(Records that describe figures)
◆ ◆ ◆
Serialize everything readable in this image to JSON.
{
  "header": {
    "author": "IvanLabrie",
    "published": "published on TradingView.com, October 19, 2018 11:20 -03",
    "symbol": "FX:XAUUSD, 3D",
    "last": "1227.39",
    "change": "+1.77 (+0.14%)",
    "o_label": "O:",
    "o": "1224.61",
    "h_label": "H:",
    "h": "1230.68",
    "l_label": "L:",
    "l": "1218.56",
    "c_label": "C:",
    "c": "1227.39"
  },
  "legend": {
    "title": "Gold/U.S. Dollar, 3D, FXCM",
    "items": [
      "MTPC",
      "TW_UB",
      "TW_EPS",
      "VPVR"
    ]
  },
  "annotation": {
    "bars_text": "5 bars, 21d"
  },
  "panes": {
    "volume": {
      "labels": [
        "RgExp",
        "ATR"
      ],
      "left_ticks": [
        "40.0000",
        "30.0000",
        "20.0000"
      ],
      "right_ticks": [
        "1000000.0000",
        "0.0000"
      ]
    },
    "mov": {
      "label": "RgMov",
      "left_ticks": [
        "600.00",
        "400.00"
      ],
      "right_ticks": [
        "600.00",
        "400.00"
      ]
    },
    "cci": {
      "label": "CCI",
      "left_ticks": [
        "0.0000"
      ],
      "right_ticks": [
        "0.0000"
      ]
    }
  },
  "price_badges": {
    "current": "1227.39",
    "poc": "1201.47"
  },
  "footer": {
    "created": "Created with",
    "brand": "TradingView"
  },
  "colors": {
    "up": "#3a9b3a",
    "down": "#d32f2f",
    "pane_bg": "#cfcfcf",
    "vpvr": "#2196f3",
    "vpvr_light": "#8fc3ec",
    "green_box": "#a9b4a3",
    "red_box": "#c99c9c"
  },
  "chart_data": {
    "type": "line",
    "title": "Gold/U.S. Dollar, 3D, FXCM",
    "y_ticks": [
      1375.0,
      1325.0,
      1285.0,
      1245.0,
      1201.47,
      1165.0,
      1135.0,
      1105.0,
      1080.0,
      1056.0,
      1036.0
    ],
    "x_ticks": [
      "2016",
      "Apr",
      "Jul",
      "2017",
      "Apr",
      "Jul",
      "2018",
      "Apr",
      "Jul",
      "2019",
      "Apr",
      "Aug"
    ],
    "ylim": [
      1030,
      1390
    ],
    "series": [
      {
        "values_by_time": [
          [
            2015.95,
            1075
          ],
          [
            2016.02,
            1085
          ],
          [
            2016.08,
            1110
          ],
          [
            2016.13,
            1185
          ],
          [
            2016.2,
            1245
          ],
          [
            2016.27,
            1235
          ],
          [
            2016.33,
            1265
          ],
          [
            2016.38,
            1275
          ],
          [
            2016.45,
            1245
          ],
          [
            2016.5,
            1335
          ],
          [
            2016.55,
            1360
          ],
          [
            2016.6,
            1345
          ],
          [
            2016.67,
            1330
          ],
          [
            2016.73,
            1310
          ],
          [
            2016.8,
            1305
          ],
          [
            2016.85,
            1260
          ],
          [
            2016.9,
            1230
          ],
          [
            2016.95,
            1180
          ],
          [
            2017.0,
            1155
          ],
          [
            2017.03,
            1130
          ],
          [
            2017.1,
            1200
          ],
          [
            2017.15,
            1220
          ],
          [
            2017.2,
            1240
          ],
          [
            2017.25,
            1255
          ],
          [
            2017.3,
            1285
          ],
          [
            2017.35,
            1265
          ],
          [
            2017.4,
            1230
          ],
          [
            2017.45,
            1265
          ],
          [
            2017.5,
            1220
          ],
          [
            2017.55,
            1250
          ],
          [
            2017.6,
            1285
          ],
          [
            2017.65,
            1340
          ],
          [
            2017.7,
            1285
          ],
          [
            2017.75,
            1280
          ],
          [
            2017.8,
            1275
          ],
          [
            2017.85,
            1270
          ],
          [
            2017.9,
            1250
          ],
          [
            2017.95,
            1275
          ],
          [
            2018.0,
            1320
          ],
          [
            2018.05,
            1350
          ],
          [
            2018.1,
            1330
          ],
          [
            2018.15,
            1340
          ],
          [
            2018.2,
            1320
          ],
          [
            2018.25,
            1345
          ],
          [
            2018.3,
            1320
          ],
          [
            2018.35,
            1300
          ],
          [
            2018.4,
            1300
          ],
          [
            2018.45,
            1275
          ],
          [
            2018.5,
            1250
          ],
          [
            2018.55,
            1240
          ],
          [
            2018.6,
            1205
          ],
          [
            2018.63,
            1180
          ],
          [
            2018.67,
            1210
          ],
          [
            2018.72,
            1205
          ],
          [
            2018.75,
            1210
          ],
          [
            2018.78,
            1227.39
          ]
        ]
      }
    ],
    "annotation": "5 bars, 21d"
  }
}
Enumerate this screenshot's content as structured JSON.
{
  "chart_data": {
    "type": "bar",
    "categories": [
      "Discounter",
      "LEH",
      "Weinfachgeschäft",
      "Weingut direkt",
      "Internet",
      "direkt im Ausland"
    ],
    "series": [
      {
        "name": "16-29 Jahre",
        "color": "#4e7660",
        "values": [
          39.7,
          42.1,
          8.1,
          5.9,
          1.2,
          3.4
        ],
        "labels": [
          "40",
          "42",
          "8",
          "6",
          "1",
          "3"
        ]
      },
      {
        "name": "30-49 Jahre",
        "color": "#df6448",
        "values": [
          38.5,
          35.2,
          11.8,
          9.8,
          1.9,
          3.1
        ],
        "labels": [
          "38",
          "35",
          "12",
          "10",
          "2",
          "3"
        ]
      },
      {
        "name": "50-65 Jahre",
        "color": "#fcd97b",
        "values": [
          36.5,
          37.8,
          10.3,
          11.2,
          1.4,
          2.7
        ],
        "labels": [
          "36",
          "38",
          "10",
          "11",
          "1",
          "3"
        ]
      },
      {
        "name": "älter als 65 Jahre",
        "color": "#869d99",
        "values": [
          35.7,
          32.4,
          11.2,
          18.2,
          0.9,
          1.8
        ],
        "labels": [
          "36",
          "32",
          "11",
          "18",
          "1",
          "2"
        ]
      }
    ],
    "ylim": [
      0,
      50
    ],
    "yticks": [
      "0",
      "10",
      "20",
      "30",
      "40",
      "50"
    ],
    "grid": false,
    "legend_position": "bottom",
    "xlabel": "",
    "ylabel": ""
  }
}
◆ ◆ ◆
What is being asked
Tell how many lines in the material above include the word "name", giving the number only.

Answer to this exercise
4